■ Set problem
Check each line of the material. Copy those containing "color".

═══ Data shown ═══

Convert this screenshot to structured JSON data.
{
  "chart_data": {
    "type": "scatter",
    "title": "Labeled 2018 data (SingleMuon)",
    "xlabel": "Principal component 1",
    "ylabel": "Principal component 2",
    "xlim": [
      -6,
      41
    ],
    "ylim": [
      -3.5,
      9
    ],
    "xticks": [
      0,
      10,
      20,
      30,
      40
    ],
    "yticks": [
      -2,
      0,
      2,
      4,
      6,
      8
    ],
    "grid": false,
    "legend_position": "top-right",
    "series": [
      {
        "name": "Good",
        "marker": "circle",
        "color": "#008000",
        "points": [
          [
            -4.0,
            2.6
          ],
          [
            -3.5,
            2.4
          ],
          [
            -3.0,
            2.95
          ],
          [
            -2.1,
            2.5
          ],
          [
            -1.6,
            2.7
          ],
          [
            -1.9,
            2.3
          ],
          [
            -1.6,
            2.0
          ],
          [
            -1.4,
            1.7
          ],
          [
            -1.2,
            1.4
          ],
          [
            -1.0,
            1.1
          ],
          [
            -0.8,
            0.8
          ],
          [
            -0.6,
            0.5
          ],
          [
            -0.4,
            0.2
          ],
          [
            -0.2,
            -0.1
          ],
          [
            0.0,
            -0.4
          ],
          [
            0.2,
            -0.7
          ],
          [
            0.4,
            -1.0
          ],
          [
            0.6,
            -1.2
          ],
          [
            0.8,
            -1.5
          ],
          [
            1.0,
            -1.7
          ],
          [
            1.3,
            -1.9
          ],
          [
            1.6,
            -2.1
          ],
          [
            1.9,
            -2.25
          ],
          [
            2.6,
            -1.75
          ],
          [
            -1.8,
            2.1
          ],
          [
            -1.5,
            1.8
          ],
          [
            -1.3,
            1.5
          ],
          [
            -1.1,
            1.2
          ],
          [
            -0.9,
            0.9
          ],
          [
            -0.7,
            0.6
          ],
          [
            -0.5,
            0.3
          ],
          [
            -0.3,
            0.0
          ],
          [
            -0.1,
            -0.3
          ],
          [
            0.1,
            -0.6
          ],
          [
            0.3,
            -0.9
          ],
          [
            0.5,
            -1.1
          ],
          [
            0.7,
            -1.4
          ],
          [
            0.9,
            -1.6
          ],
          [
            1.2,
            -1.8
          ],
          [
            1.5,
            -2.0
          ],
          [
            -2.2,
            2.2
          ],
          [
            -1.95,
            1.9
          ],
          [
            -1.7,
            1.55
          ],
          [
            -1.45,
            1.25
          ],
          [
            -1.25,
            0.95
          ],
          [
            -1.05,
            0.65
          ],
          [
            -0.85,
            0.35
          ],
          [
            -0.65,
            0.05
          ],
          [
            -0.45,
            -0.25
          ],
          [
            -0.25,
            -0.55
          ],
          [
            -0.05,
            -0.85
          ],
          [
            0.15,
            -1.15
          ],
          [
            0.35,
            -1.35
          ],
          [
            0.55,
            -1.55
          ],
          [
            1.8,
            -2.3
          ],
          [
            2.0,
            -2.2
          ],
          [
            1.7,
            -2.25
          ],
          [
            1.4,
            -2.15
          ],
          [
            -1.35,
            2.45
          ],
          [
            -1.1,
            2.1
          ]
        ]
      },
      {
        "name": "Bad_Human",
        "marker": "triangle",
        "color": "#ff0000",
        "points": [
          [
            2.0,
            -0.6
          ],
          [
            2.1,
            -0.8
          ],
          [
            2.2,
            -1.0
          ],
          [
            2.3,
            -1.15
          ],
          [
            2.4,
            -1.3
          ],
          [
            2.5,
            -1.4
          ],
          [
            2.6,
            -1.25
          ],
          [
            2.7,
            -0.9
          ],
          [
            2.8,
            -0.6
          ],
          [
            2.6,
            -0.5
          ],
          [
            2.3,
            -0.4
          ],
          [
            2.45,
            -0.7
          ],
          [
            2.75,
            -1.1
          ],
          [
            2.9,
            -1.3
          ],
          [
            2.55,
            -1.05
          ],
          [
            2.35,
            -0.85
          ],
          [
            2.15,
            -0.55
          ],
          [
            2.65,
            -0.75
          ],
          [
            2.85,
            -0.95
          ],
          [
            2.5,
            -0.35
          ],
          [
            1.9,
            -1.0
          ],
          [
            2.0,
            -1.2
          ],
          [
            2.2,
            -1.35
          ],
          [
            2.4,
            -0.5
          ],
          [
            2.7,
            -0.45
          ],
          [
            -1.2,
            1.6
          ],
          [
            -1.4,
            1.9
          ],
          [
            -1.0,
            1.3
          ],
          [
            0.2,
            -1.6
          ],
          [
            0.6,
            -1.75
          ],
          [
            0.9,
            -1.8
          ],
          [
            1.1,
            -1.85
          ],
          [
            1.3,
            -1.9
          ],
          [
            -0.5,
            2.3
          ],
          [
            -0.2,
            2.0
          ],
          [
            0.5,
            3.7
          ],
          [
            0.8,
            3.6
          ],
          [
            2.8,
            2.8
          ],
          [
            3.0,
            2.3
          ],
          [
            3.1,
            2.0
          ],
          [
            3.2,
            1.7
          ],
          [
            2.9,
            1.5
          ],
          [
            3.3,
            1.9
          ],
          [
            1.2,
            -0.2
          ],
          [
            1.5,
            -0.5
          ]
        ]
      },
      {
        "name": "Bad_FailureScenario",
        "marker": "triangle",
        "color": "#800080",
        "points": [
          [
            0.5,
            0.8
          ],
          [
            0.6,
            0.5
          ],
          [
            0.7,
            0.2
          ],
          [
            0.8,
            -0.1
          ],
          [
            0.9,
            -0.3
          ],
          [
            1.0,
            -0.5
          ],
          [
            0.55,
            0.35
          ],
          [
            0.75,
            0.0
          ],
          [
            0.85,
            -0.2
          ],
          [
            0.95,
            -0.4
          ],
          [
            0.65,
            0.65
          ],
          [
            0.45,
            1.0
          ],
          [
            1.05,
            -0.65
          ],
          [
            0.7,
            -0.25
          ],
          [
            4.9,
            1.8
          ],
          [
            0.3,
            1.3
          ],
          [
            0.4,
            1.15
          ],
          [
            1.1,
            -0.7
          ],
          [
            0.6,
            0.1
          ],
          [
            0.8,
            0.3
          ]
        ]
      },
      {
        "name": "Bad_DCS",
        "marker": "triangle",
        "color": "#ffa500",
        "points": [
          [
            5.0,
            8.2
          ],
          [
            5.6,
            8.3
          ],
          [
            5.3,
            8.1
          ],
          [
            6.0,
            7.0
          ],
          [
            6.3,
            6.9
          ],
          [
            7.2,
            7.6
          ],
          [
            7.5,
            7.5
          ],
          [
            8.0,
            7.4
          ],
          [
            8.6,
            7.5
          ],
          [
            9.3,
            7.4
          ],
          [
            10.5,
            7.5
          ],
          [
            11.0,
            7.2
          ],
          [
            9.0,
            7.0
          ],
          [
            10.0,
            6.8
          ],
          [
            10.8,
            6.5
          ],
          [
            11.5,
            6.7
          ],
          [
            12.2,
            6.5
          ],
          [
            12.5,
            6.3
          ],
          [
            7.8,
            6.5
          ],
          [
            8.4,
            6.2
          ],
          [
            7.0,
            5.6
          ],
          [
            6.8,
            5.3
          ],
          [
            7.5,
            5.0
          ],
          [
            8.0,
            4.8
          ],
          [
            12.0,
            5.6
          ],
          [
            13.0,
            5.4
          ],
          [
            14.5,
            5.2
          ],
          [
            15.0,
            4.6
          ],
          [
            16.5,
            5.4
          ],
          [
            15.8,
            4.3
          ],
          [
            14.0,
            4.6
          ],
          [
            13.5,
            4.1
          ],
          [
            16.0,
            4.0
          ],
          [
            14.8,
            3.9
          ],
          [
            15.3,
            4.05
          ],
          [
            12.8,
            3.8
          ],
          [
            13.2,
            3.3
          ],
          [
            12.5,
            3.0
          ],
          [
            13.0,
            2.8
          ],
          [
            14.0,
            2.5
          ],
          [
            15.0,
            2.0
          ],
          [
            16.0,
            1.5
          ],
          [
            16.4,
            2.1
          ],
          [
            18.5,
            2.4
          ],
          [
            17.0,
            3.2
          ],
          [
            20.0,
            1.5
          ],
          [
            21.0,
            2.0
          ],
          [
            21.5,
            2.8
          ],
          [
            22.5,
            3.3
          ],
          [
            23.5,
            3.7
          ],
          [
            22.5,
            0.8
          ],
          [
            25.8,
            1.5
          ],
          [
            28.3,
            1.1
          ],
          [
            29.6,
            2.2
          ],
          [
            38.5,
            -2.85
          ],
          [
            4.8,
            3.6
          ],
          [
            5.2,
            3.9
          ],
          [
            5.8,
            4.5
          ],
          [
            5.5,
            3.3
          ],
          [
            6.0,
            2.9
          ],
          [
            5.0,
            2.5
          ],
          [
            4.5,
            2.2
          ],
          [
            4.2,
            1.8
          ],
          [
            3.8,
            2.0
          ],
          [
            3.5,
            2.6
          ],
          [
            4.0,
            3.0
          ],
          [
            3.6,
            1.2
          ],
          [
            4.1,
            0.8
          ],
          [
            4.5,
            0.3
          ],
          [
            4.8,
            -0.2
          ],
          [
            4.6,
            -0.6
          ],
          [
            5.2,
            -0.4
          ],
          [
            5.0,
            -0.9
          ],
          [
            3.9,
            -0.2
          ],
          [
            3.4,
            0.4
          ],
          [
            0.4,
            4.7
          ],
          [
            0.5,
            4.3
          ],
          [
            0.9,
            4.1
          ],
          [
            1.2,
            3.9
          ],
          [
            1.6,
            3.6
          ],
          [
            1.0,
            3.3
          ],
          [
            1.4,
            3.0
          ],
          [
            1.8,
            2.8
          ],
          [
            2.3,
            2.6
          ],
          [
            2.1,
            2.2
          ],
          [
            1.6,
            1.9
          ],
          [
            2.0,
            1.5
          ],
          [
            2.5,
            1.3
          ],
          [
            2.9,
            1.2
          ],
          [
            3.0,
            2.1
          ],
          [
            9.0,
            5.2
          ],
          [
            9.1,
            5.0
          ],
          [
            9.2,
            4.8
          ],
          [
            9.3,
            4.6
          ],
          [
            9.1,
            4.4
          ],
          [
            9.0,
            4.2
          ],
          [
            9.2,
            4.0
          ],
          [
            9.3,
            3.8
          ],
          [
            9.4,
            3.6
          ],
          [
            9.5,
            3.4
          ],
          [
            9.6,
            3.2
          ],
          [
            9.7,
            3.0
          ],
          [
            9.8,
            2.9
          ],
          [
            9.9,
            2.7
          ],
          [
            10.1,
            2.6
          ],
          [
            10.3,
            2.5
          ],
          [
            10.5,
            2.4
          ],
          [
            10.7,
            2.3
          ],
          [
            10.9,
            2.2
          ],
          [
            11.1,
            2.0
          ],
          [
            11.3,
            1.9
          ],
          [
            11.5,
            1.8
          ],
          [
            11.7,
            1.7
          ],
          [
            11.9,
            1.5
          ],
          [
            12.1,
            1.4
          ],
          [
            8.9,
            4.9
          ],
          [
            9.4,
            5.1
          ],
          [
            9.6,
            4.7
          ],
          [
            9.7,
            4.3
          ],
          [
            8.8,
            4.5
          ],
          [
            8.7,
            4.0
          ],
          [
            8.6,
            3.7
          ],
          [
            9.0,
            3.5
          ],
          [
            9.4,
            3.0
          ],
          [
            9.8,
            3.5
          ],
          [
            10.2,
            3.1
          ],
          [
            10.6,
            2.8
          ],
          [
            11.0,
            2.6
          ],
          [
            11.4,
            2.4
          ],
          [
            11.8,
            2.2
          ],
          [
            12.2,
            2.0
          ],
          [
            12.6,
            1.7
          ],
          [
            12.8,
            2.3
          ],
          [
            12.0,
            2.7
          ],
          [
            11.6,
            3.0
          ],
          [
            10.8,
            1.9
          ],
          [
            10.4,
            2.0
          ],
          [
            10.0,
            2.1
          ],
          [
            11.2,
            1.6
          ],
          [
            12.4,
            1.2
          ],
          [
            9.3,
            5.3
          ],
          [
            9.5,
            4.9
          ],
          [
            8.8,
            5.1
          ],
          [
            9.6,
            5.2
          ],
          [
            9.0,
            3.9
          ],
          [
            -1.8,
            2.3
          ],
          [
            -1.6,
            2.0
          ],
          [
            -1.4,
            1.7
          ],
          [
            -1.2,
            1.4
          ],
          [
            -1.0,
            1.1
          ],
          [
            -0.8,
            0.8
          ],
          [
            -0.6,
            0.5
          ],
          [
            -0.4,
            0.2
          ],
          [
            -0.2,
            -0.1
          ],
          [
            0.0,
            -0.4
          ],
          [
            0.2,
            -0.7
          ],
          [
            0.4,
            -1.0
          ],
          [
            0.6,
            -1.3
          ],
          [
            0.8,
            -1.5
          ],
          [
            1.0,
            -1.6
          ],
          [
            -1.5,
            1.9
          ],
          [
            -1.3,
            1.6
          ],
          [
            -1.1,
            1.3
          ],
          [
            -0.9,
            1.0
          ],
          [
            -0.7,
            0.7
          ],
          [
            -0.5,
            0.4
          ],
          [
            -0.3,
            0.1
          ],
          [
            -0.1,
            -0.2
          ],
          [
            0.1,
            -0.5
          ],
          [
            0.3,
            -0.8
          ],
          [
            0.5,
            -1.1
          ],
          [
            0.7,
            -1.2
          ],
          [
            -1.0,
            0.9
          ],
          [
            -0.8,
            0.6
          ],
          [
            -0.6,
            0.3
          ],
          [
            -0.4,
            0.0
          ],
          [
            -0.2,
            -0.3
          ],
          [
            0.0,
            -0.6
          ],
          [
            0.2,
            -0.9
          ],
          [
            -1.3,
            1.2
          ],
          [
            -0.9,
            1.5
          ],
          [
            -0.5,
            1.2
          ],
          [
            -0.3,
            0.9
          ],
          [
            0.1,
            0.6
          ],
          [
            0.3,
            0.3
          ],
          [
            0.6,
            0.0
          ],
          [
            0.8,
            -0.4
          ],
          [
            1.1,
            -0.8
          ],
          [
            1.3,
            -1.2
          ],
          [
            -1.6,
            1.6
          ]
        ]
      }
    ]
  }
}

═══

■ The reply
        "color": "#008000",
        "color": "#ff0000",
        "color": "#800080",
        "color": "#ffa500",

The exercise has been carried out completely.